# Excerpt to read:
○ ○ ○ ○
- Directed by: David Croft
- Story by: Jimmy Perry and David Croft
- Original air date: 25 December 1968
- Running time: 10 mins

Episode chronology
| ← Previous — | Next → "Resisting the Aggressor Down the Ages" |

= Santa on Patrol =

"Santa on Patrol" is the first Christmas Night with the Stars sketch from the British comedy series Dad's Army. It was originally transmitted on Christmas Day (25 December) 1968. Although audio recordings of the sketch exist, it is not otherwise known to have survived (See Wiping).

This short (less than 10 minutes long) episode was never given any kind of episode title. All surviving paperwork of the time confirms that it was only ever officially designated as a Dad's Army segment for the BBC's Christmas Night with the Stars strand. In recent years the title "Santa on Patrol" has become attached to the story. This happened quite by accident. When the story was being lined up for an audio CD release, a producer at BBC Audiobooks called Charles Norton, invented the title, as it saved confusion on internal paperwork. Somehow this title was later accidentally given out to online retailers and has been mistakenly taken as a real title, although it is entirely unofficial. Outside of some online listings, the title is not used in any book or on any BBC DVD, video or CD release. The title was coined in 2014 in an internal BBC email and was never intended to become public.

==Plot==
Although it is Christmas Day 1940, Captain Mainwaring is unable to forget his sense of duty and orders his men to parade as normal. Sergeant Wilson, being more relaxed about the festive affair, says they can wear civvies. Mainwaring does not like the sergeant's sudden burst of decision making and subsequently, the men arrive at the parade all dressed as Father Christmas, with various reasons why. Mainwaring views this as proof that you cannot be seen to let discipline drop for one moment.
○ ○ ○ ○
# Data shown:
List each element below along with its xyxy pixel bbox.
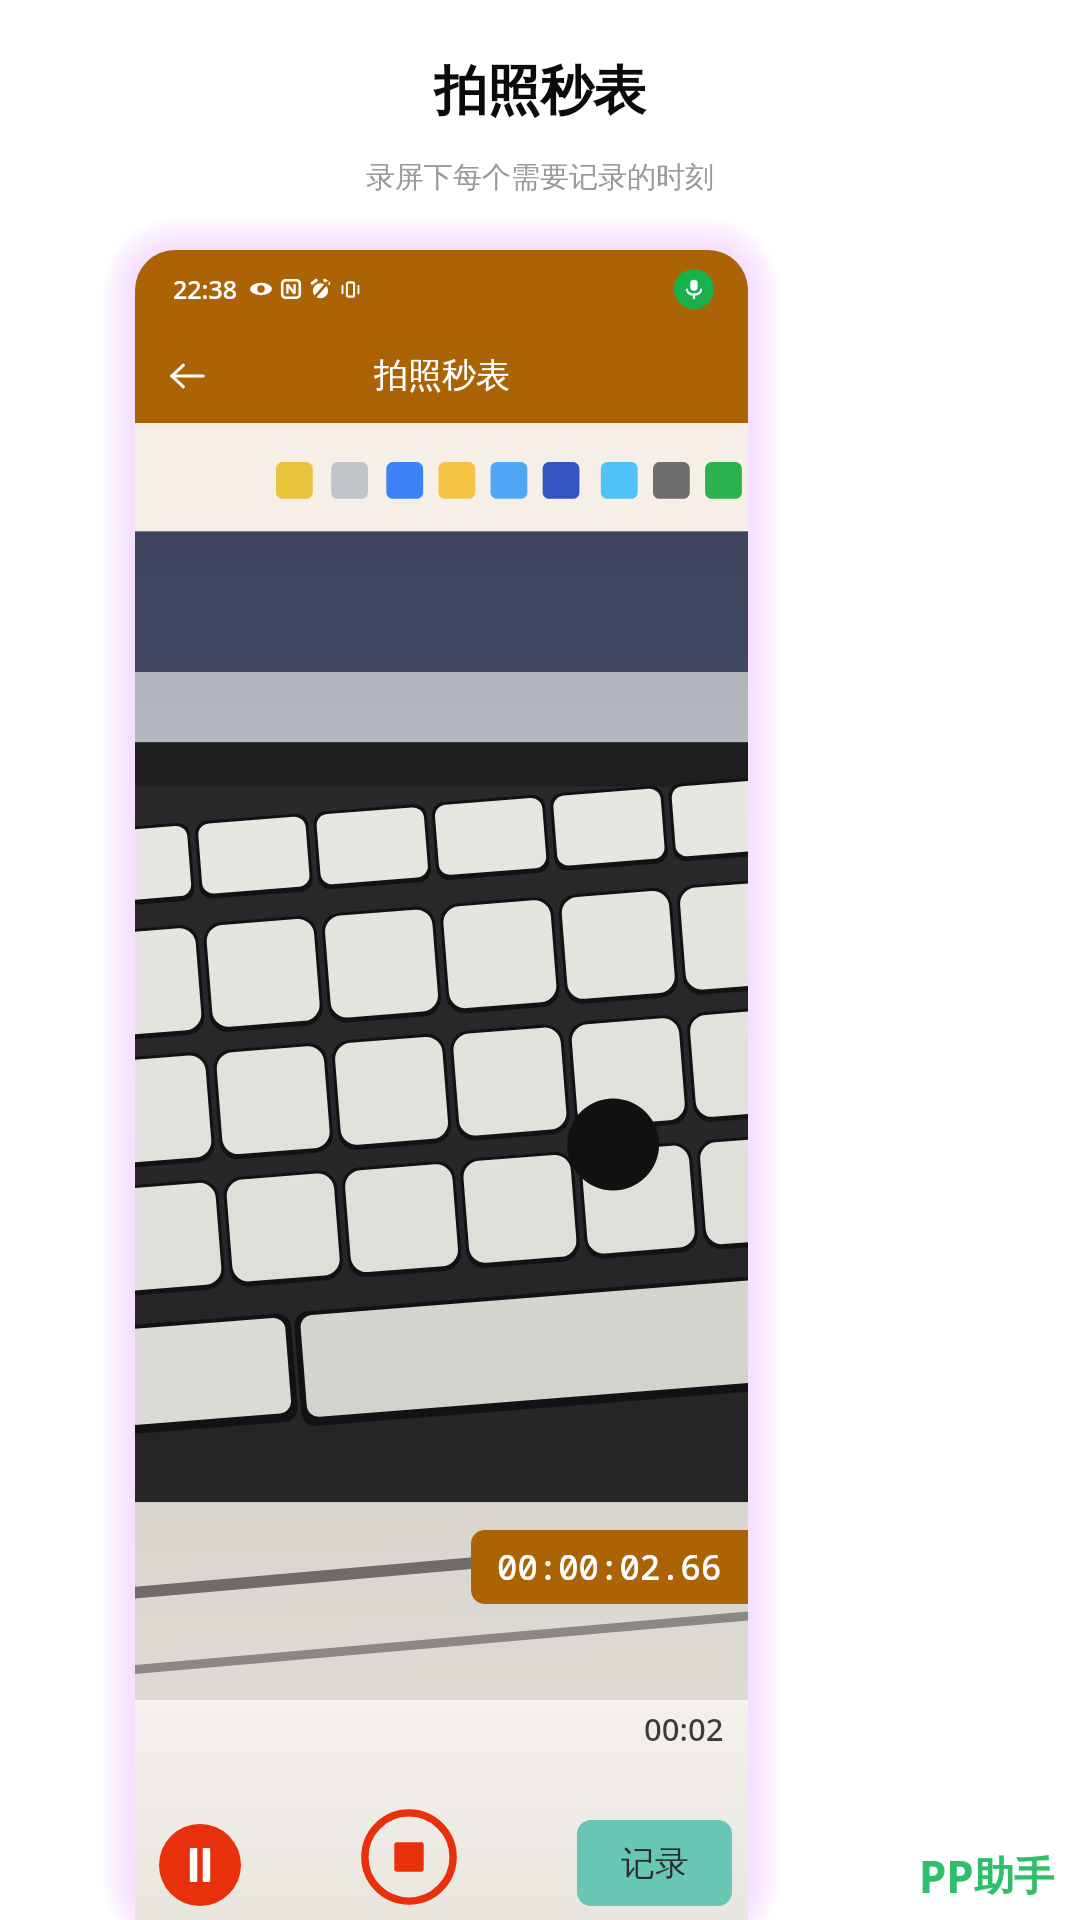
○ ○ ○ ○
# What this exercise asks:
[a] Please write out the part of the Dad's Army sketch page starting at "- Directed by: David" and ending at "survived (See Wiping).".
[b] According to the Dad's Army sketch page, who invented the title "Santa on Patrol"?

# Answers:
[a]
- Directed by: David Croft
- Story by: Jimmy Perry and David Croft
- Original air date: 25 December 1968
- Running time: 10 mins

Episode chronology
| ← Previous — | Next → "Resisting the Aggressor Down the Ages" |

= Santa on Patrol =

"Santa on Patrol" is the first Christmas Night with the Stars sketch from the British comedy series Dad's Army. It was originally transmitted on Christmas Day (25 December) 1968. Although audio recordings of the sketch exist, it is not otherwise known to have survived (See Wiping).

[b] Charles Norton, a producer at BBC Audiobooks.